*The exercise*: Take each line containing "more" and report it exactly as written.

*Entries provided*:
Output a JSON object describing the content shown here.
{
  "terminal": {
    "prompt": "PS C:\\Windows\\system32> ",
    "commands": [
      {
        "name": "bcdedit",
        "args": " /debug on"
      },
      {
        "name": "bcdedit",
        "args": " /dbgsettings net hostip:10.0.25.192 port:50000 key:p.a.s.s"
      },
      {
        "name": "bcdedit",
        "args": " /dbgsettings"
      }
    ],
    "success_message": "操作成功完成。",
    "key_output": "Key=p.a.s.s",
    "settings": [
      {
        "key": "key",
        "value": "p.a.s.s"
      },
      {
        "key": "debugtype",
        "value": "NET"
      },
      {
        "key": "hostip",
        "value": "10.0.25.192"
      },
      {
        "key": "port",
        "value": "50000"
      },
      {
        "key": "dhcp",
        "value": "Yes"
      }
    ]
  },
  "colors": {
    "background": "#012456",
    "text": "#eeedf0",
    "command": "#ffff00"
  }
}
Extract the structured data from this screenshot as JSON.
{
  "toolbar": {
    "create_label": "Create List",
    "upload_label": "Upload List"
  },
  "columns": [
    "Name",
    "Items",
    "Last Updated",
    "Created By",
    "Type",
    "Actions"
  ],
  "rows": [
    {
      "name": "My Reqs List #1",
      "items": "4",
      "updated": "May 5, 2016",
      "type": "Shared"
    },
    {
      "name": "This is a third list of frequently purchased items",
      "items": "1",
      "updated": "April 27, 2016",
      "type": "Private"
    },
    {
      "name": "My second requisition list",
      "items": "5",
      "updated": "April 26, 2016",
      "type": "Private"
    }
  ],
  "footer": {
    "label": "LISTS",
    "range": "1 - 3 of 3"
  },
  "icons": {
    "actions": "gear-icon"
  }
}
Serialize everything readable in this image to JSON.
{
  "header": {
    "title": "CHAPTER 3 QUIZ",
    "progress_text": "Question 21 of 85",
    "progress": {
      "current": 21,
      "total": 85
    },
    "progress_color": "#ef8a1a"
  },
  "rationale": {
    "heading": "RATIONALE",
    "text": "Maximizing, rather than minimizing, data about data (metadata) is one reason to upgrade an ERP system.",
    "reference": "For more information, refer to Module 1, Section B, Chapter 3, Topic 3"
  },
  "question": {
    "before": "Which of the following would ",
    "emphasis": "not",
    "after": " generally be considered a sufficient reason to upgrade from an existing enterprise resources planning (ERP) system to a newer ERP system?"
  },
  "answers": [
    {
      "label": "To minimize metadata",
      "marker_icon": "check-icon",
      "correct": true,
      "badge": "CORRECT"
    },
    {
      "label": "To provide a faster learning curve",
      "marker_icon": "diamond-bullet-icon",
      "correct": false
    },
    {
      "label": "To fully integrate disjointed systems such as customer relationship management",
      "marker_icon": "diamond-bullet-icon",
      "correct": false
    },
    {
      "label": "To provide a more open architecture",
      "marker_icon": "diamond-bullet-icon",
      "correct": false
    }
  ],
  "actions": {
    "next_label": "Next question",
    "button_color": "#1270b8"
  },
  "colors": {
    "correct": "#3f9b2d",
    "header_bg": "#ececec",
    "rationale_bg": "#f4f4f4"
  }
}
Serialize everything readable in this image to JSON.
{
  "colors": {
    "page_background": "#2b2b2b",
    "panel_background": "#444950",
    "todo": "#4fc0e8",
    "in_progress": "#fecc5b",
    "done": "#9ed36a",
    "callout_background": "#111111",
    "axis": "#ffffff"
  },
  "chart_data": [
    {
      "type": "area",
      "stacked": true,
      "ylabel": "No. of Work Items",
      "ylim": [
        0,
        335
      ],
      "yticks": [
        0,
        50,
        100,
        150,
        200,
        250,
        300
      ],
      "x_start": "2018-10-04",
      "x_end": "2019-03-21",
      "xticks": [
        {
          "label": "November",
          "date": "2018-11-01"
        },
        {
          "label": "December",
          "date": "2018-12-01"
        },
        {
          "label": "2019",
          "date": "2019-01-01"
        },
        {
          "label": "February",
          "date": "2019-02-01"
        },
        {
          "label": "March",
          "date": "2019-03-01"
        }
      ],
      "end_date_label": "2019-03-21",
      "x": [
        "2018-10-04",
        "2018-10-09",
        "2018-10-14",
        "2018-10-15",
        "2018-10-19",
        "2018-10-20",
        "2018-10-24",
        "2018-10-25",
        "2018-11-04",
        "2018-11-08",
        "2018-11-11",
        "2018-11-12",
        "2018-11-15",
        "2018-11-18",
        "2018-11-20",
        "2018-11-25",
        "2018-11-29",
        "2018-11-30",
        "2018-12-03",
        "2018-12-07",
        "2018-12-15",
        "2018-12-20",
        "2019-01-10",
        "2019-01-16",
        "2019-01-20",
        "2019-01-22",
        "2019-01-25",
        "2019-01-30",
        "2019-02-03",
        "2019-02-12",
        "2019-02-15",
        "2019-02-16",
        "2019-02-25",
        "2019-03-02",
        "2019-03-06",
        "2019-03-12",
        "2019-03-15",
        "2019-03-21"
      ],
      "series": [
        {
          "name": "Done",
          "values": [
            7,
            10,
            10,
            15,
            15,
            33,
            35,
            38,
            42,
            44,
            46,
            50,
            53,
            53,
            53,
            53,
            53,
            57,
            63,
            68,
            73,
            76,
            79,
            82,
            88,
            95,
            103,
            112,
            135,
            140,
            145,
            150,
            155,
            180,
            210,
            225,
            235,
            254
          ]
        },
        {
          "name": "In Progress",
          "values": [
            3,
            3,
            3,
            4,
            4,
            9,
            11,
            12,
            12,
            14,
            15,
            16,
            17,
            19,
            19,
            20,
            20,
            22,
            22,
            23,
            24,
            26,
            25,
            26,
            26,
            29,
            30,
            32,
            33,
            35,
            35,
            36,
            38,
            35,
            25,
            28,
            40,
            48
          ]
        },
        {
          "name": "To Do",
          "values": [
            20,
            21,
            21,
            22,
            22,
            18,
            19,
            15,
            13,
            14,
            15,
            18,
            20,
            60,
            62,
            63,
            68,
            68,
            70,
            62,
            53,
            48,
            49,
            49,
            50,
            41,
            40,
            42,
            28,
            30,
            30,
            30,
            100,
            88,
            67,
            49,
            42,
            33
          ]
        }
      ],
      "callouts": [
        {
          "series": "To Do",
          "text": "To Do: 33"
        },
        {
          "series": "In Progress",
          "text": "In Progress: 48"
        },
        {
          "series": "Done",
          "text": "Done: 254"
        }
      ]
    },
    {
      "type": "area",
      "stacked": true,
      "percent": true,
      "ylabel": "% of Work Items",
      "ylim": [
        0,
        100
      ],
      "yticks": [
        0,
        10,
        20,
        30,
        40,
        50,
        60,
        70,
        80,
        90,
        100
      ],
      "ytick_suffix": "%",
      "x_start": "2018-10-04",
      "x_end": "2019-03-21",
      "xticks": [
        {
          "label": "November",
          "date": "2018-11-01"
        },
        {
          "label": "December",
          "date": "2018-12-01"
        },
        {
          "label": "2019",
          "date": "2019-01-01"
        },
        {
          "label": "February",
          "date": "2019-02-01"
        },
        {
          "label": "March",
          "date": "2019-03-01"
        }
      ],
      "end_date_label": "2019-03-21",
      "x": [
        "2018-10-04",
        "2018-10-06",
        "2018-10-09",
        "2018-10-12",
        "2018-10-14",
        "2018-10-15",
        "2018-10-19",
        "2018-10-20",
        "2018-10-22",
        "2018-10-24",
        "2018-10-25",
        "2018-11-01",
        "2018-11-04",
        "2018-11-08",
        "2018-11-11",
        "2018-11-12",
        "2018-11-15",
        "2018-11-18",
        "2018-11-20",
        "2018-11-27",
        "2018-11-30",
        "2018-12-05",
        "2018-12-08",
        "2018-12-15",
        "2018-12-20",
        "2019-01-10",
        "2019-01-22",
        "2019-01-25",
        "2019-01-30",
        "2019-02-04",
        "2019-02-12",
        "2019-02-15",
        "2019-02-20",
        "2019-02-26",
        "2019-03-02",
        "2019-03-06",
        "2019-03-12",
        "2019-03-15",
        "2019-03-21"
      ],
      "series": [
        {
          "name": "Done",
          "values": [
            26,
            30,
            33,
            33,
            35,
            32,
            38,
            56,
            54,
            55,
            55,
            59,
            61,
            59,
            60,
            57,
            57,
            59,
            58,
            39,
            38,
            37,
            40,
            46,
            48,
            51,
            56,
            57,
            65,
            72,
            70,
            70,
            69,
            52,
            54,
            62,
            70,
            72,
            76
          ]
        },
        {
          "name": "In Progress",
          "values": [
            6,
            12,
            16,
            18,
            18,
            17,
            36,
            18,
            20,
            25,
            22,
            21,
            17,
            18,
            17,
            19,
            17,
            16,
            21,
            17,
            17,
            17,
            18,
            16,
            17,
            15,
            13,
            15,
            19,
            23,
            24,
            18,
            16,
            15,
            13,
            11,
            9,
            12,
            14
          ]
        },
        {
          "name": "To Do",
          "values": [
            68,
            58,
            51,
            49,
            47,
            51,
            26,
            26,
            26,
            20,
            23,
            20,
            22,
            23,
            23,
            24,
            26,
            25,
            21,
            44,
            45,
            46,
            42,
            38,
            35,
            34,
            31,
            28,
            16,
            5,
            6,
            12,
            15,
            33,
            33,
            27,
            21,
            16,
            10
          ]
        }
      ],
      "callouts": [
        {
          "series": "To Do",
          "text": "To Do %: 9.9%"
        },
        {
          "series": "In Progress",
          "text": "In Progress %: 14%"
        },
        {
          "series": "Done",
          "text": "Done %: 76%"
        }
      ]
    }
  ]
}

*Answer to the task*:
    "reference": "For more information, refer to Module 1, Section B, Chapter 3, Topic 3"
      "label": "To provide a more open architecture",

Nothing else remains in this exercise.